(Chart and figure data)
↓
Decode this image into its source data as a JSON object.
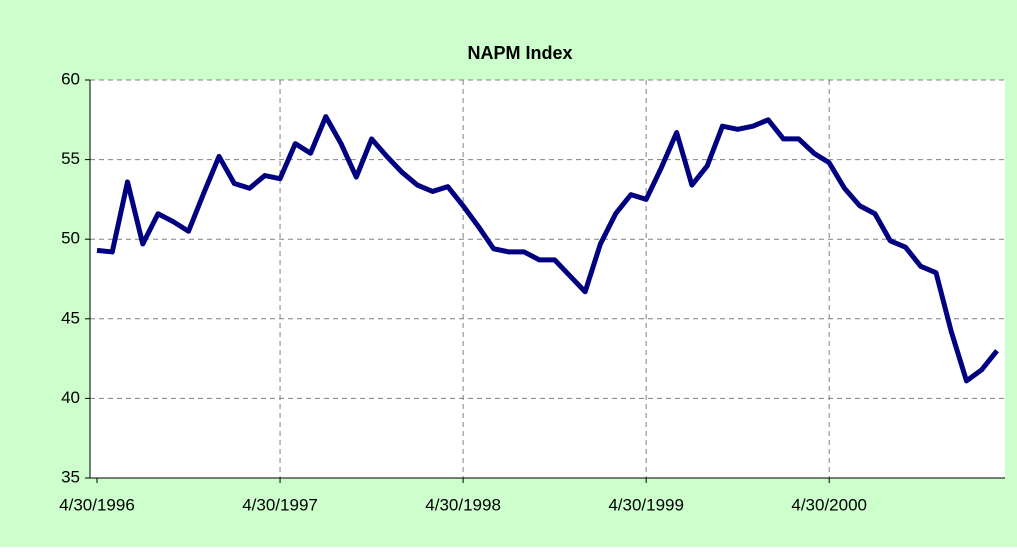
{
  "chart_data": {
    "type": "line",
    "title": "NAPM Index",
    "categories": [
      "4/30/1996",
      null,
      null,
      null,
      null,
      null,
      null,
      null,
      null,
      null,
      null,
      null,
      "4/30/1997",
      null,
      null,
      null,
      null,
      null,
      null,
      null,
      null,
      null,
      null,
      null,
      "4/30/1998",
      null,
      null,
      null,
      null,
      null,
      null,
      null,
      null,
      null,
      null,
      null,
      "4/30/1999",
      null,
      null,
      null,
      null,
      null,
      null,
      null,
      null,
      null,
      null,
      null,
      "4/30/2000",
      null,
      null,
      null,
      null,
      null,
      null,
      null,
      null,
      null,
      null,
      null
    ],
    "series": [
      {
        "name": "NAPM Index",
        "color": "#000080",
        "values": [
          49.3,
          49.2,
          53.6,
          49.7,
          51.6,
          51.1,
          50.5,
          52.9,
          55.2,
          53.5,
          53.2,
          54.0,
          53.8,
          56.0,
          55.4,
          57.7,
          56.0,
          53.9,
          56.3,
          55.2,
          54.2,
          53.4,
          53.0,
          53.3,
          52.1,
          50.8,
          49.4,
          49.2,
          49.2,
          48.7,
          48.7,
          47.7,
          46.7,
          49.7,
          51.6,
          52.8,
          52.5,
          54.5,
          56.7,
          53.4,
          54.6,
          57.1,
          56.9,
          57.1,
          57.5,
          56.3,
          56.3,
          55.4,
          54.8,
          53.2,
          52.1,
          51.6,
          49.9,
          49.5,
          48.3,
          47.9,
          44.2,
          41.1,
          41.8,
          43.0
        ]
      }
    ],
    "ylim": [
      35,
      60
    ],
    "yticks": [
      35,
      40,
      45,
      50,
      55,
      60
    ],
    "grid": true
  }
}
↑
:: Job ::
Repeat everything in the records precisely. Images are excluded from the copy.

:: Full output ::
Decode this image into its source data as a JSON object.
{
  "chart_data": {
    "type": "line",
    "title": "NAPM Index",
    "categories": [
      "4/30/1996",
      null,
      null,
      null,
      null,
      null,
      null,
      null,
      null,
      null,
      null,
      null,
      "4/30/1997",
      null,
      null,
      null,
      null,
      null,
      null,
      null,
      null,
      null,
      null,
      null,
      "4/30/1998",
      null,
      null,
      null,
      null,
      null,
      null,
      null,
      null,
      null,
      null,
      null,
      "4/30/1999",
      null,
      null,
      null,
      null,
      null,
      null,
      null,
      null,
      null,
      null,
      null,
      "4/30/2000",
      null,
      null,
      null,
      null,
      null,
      null,
      null,
      null,
      null,
      null,
      null
    ],
    "series": [
      {
        "name": "NAPM Index",
        "color": "#000080",
        "values": [
          49.3,
          49.2,
          53.6,
          49.7,
          51.6,
          51.1,
          50.5,
          52.9,
          55.2,
          53.5,
          53.2,
          54.0,
          53.8,
          56.0,
          55.4,
          57.7,
          56.0,
          53.9,
          56.3,
          55.2,
          54.2,
          53.4,
          53.0,
          53.3,
          52.1,
          50.8,
          49.4,
          49.2,
          49.2,
          48.7,
          48.7,
          47.7,
          46.7,
          49.7,
          51.6,
          52.8,
          52.5,
          54.5,
          56.7,
          53.4,
          54.6,
          57.1,
          56.9,
          57.1,
          57.5,
          56.3,
          56.3,
          55.4,
          54.8,
          53.2,
          52.1,
          51.6,
          49.9,
          49.5,
          48.3,
          47.9,
          44.2,
          41.1,
          41.8,
          43.0
        ]
      }
    ],
    "ylim": [
      35,
      60
    ],
    "yticks": [
      35,
      40,
      45,
      50,
      55,
      60
    ],
    "grid": true
  }
}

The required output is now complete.